Would you return the complete listing below word for word?

* * * * * * *

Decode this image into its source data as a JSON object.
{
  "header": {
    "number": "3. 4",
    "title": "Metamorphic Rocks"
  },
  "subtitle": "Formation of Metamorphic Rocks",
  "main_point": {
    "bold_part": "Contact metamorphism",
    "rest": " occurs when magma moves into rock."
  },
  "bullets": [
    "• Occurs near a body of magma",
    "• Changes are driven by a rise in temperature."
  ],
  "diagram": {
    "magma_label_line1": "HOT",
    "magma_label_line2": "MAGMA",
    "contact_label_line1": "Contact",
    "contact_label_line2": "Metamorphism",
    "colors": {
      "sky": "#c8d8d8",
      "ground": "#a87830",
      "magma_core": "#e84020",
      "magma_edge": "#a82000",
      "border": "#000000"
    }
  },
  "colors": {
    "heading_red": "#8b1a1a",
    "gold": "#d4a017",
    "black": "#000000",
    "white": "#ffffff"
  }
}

* * * * * * *

Answer to the task:
Decode this image into its source data as a JSON object.
{
  "header": {
    "number": "3. 4",
    "title": "Metamorphic Rocks"
  },
  "subtitle": "Formation of Metamorphic Rocks",
  "main_point": {
    "bold_part": "Contact metamorphism",
    "rest": " occurs when magma moves into rock."
  },
  "bullets": [
    "• Occurs near a body of magma",
    "• Changes are driven by a rise in temperature."
  ],
  "diagram": {
    "magma_label_line1": "HOT",
    "magma_label_line2": "MAGMA",
    "contact_label_line1": "Contact",
    "contact_label_line2": "Metamorphism",
    "colors": {
      "sky": "#c8d8d8",
      "ground": "#a87830",
      "magma_core": "#e84020",
      "magma_edge": "#a82000",
      "border": "#000000"
    }
  },
  "colors": {
    "heading_red": "#8b1a1a",
    "gold": "#d4a017",
    "black": "#000000",
    "white": "#ffffff"
  }
}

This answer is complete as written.